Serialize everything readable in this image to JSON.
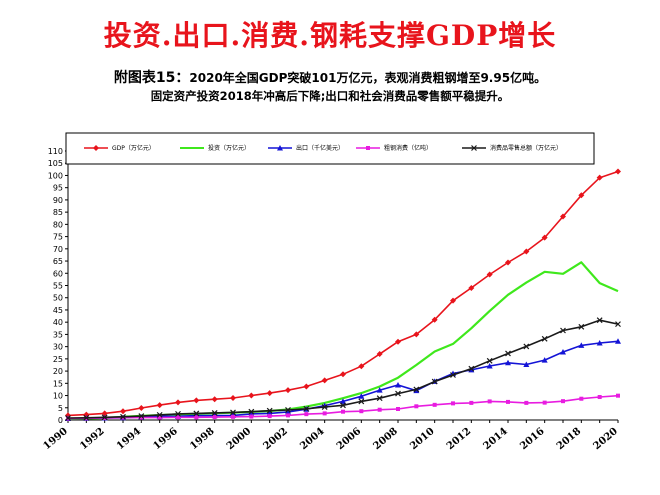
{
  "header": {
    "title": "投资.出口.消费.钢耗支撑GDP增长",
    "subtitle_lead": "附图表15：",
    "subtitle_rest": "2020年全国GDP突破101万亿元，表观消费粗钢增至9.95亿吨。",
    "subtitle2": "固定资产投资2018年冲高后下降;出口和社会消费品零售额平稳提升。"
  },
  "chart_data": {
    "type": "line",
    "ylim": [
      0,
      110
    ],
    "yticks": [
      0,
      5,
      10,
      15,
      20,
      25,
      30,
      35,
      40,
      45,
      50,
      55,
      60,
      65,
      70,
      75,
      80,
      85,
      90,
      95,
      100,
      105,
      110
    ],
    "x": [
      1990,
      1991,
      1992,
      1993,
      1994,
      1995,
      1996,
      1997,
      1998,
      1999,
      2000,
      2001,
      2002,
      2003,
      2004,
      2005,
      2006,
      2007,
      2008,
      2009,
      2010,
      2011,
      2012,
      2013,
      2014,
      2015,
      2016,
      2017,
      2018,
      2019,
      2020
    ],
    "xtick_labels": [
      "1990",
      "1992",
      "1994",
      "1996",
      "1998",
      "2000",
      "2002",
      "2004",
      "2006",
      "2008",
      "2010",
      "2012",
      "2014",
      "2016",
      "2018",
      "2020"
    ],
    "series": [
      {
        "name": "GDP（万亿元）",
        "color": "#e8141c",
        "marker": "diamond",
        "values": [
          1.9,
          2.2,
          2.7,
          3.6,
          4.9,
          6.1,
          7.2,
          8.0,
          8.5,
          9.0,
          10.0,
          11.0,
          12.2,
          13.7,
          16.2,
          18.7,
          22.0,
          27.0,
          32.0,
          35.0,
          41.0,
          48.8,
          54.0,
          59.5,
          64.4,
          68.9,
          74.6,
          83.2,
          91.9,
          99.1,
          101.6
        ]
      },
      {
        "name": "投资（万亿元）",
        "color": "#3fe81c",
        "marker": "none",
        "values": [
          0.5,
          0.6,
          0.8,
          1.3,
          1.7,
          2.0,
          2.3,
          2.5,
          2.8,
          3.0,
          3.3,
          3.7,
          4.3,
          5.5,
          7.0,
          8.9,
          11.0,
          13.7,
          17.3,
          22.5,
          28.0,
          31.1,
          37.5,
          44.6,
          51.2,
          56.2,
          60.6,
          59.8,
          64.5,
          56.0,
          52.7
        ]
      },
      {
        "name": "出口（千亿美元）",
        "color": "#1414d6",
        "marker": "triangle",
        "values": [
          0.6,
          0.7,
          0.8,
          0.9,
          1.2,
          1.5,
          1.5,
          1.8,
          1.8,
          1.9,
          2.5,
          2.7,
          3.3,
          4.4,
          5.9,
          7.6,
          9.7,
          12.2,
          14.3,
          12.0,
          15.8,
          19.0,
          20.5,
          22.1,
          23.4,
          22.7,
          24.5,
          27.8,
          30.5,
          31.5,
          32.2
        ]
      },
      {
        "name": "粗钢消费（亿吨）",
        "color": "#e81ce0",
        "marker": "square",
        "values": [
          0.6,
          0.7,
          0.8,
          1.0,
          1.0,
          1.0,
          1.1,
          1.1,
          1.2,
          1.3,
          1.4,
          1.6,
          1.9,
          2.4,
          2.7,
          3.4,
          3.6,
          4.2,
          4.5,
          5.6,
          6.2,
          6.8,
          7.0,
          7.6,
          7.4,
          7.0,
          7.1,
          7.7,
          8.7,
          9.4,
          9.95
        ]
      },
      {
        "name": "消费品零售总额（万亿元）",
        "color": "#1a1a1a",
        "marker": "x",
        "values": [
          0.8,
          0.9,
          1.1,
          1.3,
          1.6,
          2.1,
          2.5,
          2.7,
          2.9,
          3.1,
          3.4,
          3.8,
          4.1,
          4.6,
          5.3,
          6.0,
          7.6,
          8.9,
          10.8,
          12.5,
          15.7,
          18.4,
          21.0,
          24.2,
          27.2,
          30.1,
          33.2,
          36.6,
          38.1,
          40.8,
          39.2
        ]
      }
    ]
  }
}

□ □ □ □

> **Task details**
Look above for every line with the word "marker" and copy it.

> **Written response**
        "marker": "diamond",
        "marker": "none",
        "marker": "triangle",
        "marker": "square",
        "marker": "x",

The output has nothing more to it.